> _Problem statement_: Reply only with how many lines contain the word "cdot".

> _Records for this exercise_:
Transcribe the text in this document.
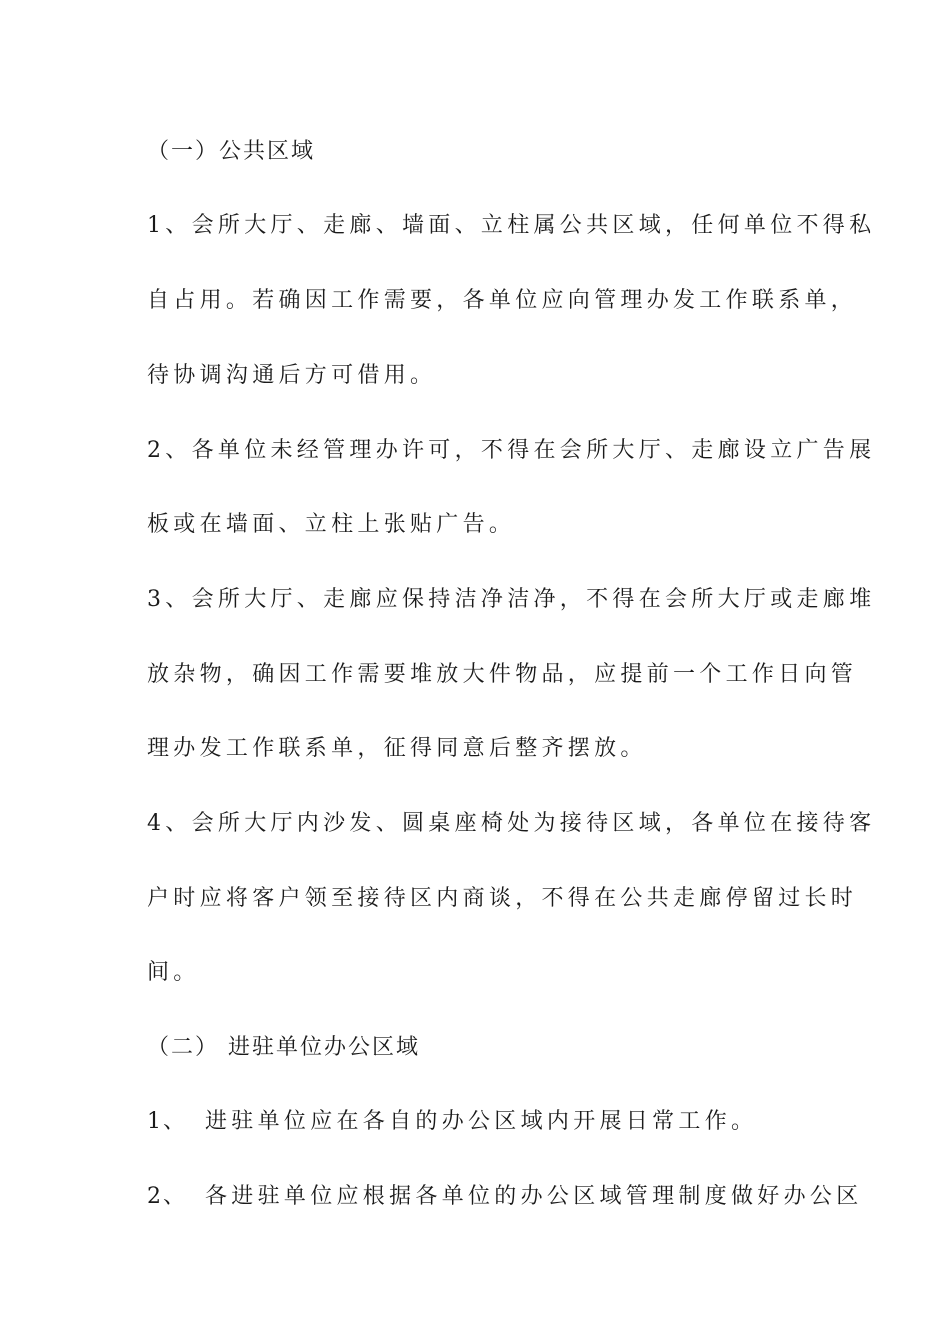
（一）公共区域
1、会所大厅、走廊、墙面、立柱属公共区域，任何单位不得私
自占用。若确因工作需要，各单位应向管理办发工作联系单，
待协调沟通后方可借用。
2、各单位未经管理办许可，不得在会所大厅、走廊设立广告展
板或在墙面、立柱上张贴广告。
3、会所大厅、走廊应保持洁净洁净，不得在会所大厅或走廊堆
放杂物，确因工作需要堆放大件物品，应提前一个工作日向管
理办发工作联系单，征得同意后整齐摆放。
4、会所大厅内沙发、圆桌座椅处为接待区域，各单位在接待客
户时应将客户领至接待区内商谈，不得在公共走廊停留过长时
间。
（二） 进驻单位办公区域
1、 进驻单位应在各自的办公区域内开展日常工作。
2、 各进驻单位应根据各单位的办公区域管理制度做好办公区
--
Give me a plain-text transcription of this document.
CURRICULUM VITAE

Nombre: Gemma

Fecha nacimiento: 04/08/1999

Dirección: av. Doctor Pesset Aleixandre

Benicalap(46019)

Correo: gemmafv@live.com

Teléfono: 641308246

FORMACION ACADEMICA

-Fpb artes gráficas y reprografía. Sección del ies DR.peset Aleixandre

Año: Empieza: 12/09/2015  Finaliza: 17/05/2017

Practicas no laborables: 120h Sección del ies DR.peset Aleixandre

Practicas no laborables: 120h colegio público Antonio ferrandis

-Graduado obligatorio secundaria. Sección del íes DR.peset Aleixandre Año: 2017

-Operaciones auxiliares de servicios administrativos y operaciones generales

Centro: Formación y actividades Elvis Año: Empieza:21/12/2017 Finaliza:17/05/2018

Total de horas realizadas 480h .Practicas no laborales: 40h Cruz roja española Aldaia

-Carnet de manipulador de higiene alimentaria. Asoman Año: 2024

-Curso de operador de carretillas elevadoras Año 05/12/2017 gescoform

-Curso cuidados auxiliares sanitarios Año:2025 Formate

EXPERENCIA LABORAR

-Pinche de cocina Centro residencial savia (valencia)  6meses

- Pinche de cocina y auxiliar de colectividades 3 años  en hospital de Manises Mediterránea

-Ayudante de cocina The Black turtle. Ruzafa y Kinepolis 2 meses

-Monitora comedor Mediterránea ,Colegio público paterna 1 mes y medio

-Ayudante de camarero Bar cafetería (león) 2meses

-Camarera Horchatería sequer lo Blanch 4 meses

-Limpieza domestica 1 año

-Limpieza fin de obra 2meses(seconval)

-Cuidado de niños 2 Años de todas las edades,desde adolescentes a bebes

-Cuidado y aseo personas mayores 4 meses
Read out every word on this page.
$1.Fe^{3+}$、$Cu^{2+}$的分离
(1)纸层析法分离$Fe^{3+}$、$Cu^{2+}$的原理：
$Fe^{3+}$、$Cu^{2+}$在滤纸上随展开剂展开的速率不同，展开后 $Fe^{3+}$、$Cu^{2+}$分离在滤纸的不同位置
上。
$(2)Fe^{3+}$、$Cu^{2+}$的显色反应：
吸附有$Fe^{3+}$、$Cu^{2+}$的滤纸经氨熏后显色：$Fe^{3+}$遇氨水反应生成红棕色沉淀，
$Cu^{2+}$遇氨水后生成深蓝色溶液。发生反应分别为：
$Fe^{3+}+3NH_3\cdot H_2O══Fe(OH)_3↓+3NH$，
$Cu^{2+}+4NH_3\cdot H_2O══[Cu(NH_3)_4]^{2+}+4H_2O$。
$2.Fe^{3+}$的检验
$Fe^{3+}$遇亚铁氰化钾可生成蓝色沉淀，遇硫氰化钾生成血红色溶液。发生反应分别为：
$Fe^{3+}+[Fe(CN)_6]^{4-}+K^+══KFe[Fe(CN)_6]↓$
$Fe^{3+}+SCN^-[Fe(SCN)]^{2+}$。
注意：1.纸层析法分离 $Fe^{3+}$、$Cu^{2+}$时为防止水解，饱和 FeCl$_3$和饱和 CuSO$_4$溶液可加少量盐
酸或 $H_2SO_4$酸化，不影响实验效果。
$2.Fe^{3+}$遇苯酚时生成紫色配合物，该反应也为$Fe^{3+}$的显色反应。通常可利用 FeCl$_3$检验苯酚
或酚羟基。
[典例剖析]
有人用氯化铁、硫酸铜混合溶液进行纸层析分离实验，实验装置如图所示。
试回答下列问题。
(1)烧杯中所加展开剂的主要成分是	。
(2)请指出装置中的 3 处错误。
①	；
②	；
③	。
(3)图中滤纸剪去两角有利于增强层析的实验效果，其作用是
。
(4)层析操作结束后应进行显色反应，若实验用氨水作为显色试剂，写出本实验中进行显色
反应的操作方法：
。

> _Answer for the task_: 2